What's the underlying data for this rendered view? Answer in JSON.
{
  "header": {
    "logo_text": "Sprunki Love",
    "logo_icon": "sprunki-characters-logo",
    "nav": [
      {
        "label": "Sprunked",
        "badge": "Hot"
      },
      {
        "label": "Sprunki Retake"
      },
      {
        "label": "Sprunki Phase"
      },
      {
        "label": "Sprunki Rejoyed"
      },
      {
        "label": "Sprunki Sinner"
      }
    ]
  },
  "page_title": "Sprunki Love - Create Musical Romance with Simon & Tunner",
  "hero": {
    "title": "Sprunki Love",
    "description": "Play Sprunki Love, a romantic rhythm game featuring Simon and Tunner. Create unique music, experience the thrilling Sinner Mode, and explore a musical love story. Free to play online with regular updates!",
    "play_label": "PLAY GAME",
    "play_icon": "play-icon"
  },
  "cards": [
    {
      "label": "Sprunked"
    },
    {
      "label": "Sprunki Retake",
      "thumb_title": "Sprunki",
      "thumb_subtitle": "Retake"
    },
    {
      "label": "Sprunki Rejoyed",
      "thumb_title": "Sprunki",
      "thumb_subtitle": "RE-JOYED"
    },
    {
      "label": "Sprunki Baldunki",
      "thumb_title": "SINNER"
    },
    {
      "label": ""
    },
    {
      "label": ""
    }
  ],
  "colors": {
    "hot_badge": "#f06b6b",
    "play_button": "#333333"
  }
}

******

**Goal**
Give the data again, exactly as it stands.

**Reply to the task**
What's the underlying data for this rendered view? Answer in JSON.
{
  "header": {
    "logo_text": "Sprunki Love",
    "logo_icon": "sprunki-characters-logo",
    "nav": [
      {
        "label": "Sprunked",
        "badge": "Hot"
      },
      {
        "label": "Sprunki Retake"
      },
      {
        "label": "Sprunki Phase"
      },
      {
        "label": "Sprunki Rejoyed"
      },
      {
        "label": "Sprunki Sinner"
      }
    ]
  },
  "page_title": "Sprunki Love - Create Musical Romance with Simon & Tunner",
  "hero": {
    "title": "Sprunki Love",
    "description": "Play Sprunki Love, a romantic rhythm game featuring Simon and Tunner. Create unique music, experience the thrilling Sinner Mode, and explore a musical love story. Free to play online with regular updates!",
    "play_label": "PLAY GAME",
    "play_icon": "play-icon"
  },
  "cards": [
    {
      "label": "Sprunked"
    },
    {
      "label": "Sprunki Retake",
      "thumb_title": "Sprunki",
      "thumb_subtitle": "Retake"
    },
    {
      "label": "Sprunki Rejoyed",
      "thumb_title": "Sprunki",
      "thumb_subtitle": "RE-JOYED"
    },
    {
      "label": "Sprunki Baldunki",
      "thumb_title": "SINNER"
    },
    {
      "label": ""
    },
    {
      "label": ""
    }
  ],
  "colors": {
    "hot_badge": "#f06b6b",
    "play_button": "#333333"
  }
}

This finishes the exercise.